- BRIEF
Rewrite the lines below, changing every "Soil Heat Flux" to "Ground Heat Flux" and leaving everything else unchanged. Omit the pictures.

- GIVEN RECORDS
"""

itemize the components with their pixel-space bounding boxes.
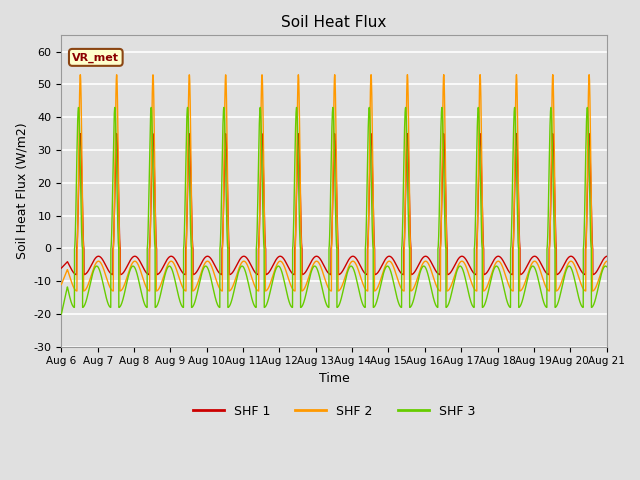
X-axis label: Time: Time: [319, 372, 349, 385]
Legend: SHF 1, SHF 2, SHF 3: SHF 1, SHF 2, SHF 3: [188, 400, 481, 423]
Y-axis label: Soil Heat Flux (W/m2): Soil Heat Flux (W/m2): [15, 123, 28, 259]
Text: VR_met: VR_met: [72, 52, 119, 62]
Title: Soil Heat Flux: Soil Heat Flux: [282, 15, 387, 30]
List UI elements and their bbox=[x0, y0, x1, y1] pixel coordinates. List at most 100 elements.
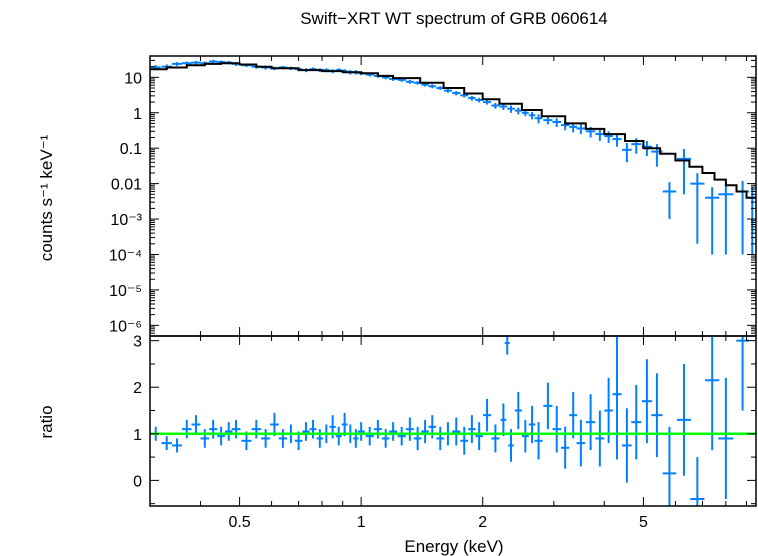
data-point bbox=[705, 336, 720, 451]
data-point bbox=[191, 415, 201, 434]
top-y-axis-label: counts s⁻¹ keV⁻¹ bbox=[37, 134, 56, 261]
model-step-line bbox=[150, 62, 756, 199]
data-point bbox=[543, 382, 553, 430]
data-point bbox=[436, 426, 445, 451]
data-point bbox=[468, 415, 476, 444]
y-tick-label: 1 bbox=[133, 106, 142, 123]
data-point bbox=[225, 422, 233, 441]
data-point bbox=[705, 187, 720, 255]
data-point bbox=[507, 105, 515, 113]
data-point bbox=[405, 80, 414, 84]
data-point bbox=[604, 131, 613, 144]
data-point bbox=[514, 391, 522, 430]
y-tick-label: 10⁻⁶ bbox=[109, 318, 142, 335]
data-point bbox=[482, 99, 492, 105]
data-point bbox=[552, 405, 562, 453]
data-point bbox=[569, 391, 578, 439]
data-point bbox=[270, 412, 279, 437]
ratio-plot-area bbox=[150, 336, 756, 506]
data-point bbox=[278, 429, 287, 448]
data-point bbox=[172, 62, 183, 66]
data-point bbox=[521, 419, 529, 453]
data-point bbox=[428, 84, 437, 89]
data-point bbox=[443, 88, 452, 93]
data-point bbox=[209, 419, 218, 439]
data-point bbox=[482, 398, 492, 432]
data-point bbox=[595, 410, 605, 467]
spectrum-plot-area bbox=[150, 59, 756, 255]
data-point bbox=[499, 103, 508, 110]
y-tick-label: 10⁻⁵ bbox=[109, 283, 142, 300]
data-point bbox=[514, 107, 522, 115]
x-axis-label: Energy (keV) bbox=[404, 537, 503, 556]
data-point bbox=[662, 426, 677, 506]
data-point bbox=[475, 422, 483, 451]
x-tick-label: 0.5 bbox=[228, 514, 250, 531]
data-point bbox=[534, 422, 543, 460]
spectrum-x-ticks bbox=[149, 56, 748, 336]
ratio-data-points bbox=[150, 336, 749, 506]
data-point bbox=[651, 373, 663, 458]
data-point bbox=[528, 112, 536, 120]
data-point bbox=[504, 336, 510, 355]
data-point bbox=[491, 102, 500, 109]
data-point bbox=[460, 426, 469, 455]
data-point bbox=[309, 419, 317, 439]
data-point bbox=[576, 124, 586, 135]
data-point bbox=[365, 426, 374, 446]
data-point bbox=[172, 438, 183, 453]
top-panel: 10 1 0.1 0.01 10⁻³ 10⁻⁴ 10⁻⁵ 10⁻⁶ bbox=[109, 55, 757, 337]
data-point bbox=[500, 403, 507, 437]
data-point bbox=[357, 422, 365, 441]
data-point bbox=[209, 59, 218, 64]
ratio-frame bbox=[149, 335, 757, 507]
data-point bbox=[182, 419, 192, 439]
data-point bbox=[316, 429, 324, 448]
data-point bbox=[335, 426, 342, 446]
y-tick-label: 10⁻⁴ bbox=[109, 247, 142, 264]
data-point bbox=[622, 408, 632, 483]
spectrum-y-ticks: 10 1 0.1 0.01 10⁻³ 10⁻⁴ 10⁻⁵ 10⁻⁶ bbox=[109, 55, 756, 337]
data-point bbox=[251, 419, 262, 439]
data-point bbox=[397, 426, 406, 446]
bottom-y-axis-label: ratio bbox=[37, 405, 56, 438]
data-point bbox=[690, 173, 705, 244]
data-point bbox=[676, 363, 691, 476]
data-point bbox=[389, 422, 398, 441]
y-tick-label: 10⁻³ bbox=[110, 212, 142, 229]
data-point bbox=[405, 417, 414, 441]
y-tick-label: 0.01 bbox=[111, 177, 142, 194]
data-point bbox=[353, 429, 359, 448]
data-point bbox=[736, 336, 749, 411]
spectrum-frame bbox=[149, 55, 757, 337]
data-point bbox=[690, 457, 705, 506]
data-point bbox=[373, 419, 382, 439]
data-point bbox=[217, 426, 226, 446]
ratio-y-ticks: 0 1 2 3 bbox=[133, 334, 756, 505]
data-point bbox=[612, 336, 622, 460]
data-point bbox=[452, 91, 461, 96]
data-point bbox=[718, 377, 734, 500]
data-point bbox=[452, 417, 461, 446]
data-point bbox=[468, 95, 476, 101]
chart-title: Swift−XRT WT spectrum of GRB 060614 bbox=[300, 9, 608, 28]
data-point bbox=[612, 134, 622, 147]
data-point bbox=[528, 405, 536, 444]
data-point bbox=[231, 419, 241, 439]
y-tick-label: 0.1 bbox=[120, 141, 142, 158]
data-point bbox=[662, 182, 677, 220]
data-point bbox=[200, 429, 210, 448]
bottom-panel: 0 1 2 3 0.5 1 2 5 bbox=[133, 334, 757, 531]
data-point bbox=[576, 419, 586, 467]
data-point bbox=[413, 426, 422, 451]
data-point bbox=[421, 419, 429, 444]
data-point bbox=[302, 422, 310, 441]
y-tick-label: 1 bbox=[133, 427, 142, 444]
data-point bbox=[676, 148, 691, 195]
spectrum-data-points bbox=[150, 59, 756, 255]
data-point bbox=[491, 424, 500, 453]
y-tick-label: 10 bbox=[124, 70, 142, 87]
data-point bbox=[261, 429, 271, 448]
x-tick-label: 5 bbox=[639, 514, 648, 531]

"""

- COMPLETED EXERCISE
itemize the components with their pixel-space bounding boxes.
X-axis label: Time: Time: [319, 372, 349, 385]
Legend: SHF 1, SHF 2, SHF 3: SHF 1, SHF 2, SHF 3: [188, 400, 481, 423]
Y-axis label: Ground Heat Flux (W/m2): Ground Heat Flux (W/m2): [15, 123, 28, 259]
Text: VR_met: VR_met: [72, 52, 119, 62]
Title: Ground Heat Flux: Ground Heat Flux: [282, 15, 387, 30]
List UI elements and their bbox=[x0, y0, x1, y1] pixel coordinates. List at most 100 elements.
data-point bbox=[705, 336, 720, 451]
data-point bbox=[191, 415, 201, 434]
top-y-axis-label: counts s⁻¹ keV⁻¹ bbox=[37, 134, 56, 261]
model-step-line bbox=[150, 62, 756, 199]
data-point bbox=[543, 382, 553, 430]
data-point bbox=[436, 426, 445, 451]
data-point bbox=[468, 415, 476, 444]
y-tick-label: 1 bbox=[133, 106, 142, 123]
data-point bbox=[225, 422, 233, 441]
data-point bbox=[705, 187, 720, 255]
data-point bbox=[507, 105, 515, 113]
data-point bbox=[405, 80, 414, 84]
data-point bbox=[604, 131, 613, 144]
data-point bbox=[514, 391, 522, 430]
y-tick-label: 10⁻⁶ bbox=[109, 318, 142, 335]
data-point bbox=[482, 99, 492, 105]
data-point bbox=[552, 405, 562, 453]
data-point bbox=[569, 391, 578, 439]
data-point bbox=[270, 412, 279, 437]
ratio-plot-area bbox=[150, 336, 756, 506]
data-point bbox=[278, 429, 287, 448]
data-point bbox=[172, 62, 183, 66]
data-point bbox=[521, 419, 529, 453]
data-point bbox=[428, 84, 437, 89]
data-point bbox=[443, 88, 452, 93]
data-point bbox=[209, 419, 218, 439]
data-point bbox=[482, 398, 492, 432]
data-point bbox=[595, 410, 605, 467]
spectrum-plot-area bbox=[150, 59, 756, 255]
data-point bbox=[499, 103, 508, 110]
y-tick-label: 10⁻⁵ bbox=[109, 283, 142, 300]
data-point bbox=[514, 107, 522, 115]
x-axis-label: Energy (keV) bbox=[404, 537, 503, 556]
data-point bbox=[662, 426, 677, 506]
data-point bbox=[475, 422, 483, 451]
x-tick-label: 0.5 bbox=[228, 514, 250, 531]
data-point bbox=[534, 422, 543, 460]
spectrum-x-ticks bbox=[149, 56, 748, 336]
ratio-data-points bbox=[150, 336, 749, 506]
data-point bbox=[651, 373, 663, 458]
data-point bbox=[528, 112, 536, 120]
data-point bbox=[504, 336, 510, 355]
data-point bbox=[491, 102, 500, 109]
data-point bbox=[460, 426, 469, 455]
data-point bbox=[309, 419, 317, 439]
data-point bbox=[576, 124, 586, 135]
data-point bbox=[365, 426, 374, 446]
data-point bbox=[172, 438, 183, 453]
top-panel: 10 1 0.1 0.01 10⁻³ 10⁻⁴ 10⁻⁵ 10⁻⁶ bbox=[109, 55, 757, 337]
data-point bbox=[500, 403, 507, 437]
data-point bbox=[357, 422, 365, 441]
data-point bbox=[209, 59, 218, 64]
ratio-frame bbox=[149, 335, 757, 507]
data-point bbox=[182, 419, 192, 439]
data-point bbox=[316, 429, 324, 448]
data-point bbox=[335, 426, 342, 446]
y-tick-label: 10⁻⁴ bbox=[109, 247, 142, 264]
data-point bbox=[622, 408, 632, 483]
spectrum-y-ticks: 10 1 0.1 0.01 10⁻³ 10⁻⁴ 10⁻⁵ 10⁻⁶ bbox=[109, 55, 756, 337]
data-point bbox=[251, 419, 262, 439]
data-point bbox=[397, 426, 406, 446]
bottom-y-axis-label: ratio bbox=[37, 405, 56, 438]
data-point bbox=[690, 173, 705, 244]
data-point bbox=[676, 363, 691, 476]
data-point bbox=[389, 422, 398, 441]
y-tick-label: 10⁻³ bbox=[110, 212, 142, 229]
data-point bbox=[405, 417, 414, 441]
y-tick-label: 0.01 bbox=[111, 177, 142, 194]
data-point bbox=[353, 429, 359, 448]
data-point bbox=[736, 336, 749, 411]
spectrum-frame bbox=[149, 55, 757, 337]
data-point bbox=[690, 457, 705, 506]
data-point bbox=[373, 419, 382, 439]
data-point bbox=[217, 426, 226, 446]
ratio-y-ticks: 0 1 2 3 bbox=[133, 334, 756, 505]
data-point bbox=[612, 336, 622, 460]
data-point bbox=[452, 91, 461, 96]
data-point bbox=[718, 377, 734, 500]
data-point bbox=[452, 417, 461, 446]
data-point bbox=[468, 95, 476, 101]
chart-title: Swift−XRT WT spectrum of GRB 060614 bbox=[300, 9, 608, 28]
data-point bbox=[612, 134, 622, 147]
data-point bbox=[528, 405, 536, 444]
data-point bbox=[231, 419, 241, 439]
y-tick-label: 0.1 bbox=[120, 141, 142, 158]
data-point bbox=[662, 182, 677, 220]
data-point bbox=[200, 429, 210, 448]
bottom-panel: 0 1 2 3 0.5 1 2 5 bbox=[133, 334, 757, 531]
data-point bbox=[576, 419, 586, 467]
data-point bbox=[413, 426, 422, 451]
data-point bbox=[421, 419, 429, 444]
data-point bbox=[302, 422, 310, 441]
y-tick-label: 1 bbox=[133, 427, 142, 444]
data-point bbox=[676, 148, 691, 195]
spectrum-data-points bbox=[150, 59, 756, 255]
data-point bbox=[491, 424, 500, 453]
y-tick-label: 10 bbox=[124, 70, 142, 87]
data-point bbox=[261, 429, 271, 448]
x-tick-label: 5 bbox=[639, 514, 648, 531]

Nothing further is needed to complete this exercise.